:: Given request ::
Produce the listing below again, exactly as shown.

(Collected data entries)

%%

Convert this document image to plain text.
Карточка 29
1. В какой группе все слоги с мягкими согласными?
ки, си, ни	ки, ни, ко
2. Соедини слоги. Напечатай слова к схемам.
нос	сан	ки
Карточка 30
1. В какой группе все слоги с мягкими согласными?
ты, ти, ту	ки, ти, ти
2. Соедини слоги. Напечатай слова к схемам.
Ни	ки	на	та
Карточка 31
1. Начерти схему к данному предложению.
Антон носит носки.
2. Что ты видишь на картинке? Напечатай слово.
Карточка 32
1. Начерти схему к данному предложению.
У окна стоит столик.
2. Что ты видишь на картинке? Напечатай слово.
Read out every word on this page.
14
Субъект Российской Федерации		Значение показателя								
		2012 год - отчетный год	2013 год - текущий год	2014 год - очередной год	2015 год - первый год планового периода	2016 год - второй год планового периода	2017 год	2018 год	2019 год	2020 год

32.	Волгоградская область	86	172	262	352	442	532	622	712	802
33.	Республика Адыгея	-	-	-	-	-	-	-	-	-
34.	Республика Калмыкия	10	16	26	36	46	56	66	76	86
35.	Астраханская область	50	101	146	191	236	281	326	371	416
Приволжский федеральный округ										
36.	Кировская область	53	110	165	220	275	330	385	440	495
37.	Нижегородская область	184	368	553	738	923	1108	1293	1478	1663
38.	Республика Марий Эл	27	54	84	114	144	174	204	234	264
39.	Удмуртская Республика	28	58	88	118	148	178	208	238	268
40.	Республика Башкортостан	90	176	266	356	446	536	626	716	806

%%

:: Output ::
Convert this document image to plain text.
Карточка 29
1. В какой группе все слоги с мягкими согласными?
ки, си, ни	ки, ни, ко
2. Соедини слоги. Напечатай слова к схемам.
нос	сан	ки
Карточка 30
1. В какой группе все слоги с мягкими согласными?
ты, ти, ту	ки, ти, ти
2. Соедини слоги. Напечатай слова к схемам.
Ни	ки	на	та
Карточка 31
1. Начерти схему к данному предложению.
Антон носит носки.
2. Что ты видишь на картинке? Напечатай слово.
Карточка 32
1. Начерти схему к данному предложению.
У окна стоит столик.
2. Что ты видишь на картинке? Напечатай слово.
Read out every word on this page.
14
Субъект Российской Федерации		Значение показателя								
		2012 год - отчетный год	2013 год - текущий год	2014 год - очередной год	2015 год - первый год планового периода	2016 год - второй год планового периода	2017 год	2018 год	2019 год	2020 год

32.	Волгоградская область	86	172	262	352	442	532	622	712	802
33.	Республика Адыгея	-	-	-	-	-	-	-	-	-
34.	Республика Калмыкия	10	16	26	36	46	56	66	76	86
35.	Астраханская область	50	101	146	191	236	281	326	371	416
Приволжский федеральный округ										
36.	Кировская область	53	110	165	220	275	330	385	440	495
37.	Нижегородская область	184	368	553	738	923	1108	1293	1478	1663
38.	Республика Марий Эл	27	54	84	114	144	174	204	234	264
39.	Удмуртская Республика	28	58	88	118	148	178	208	238	268
40.	Республика Башкортостан	90	176	266	356	446	536	626	716	806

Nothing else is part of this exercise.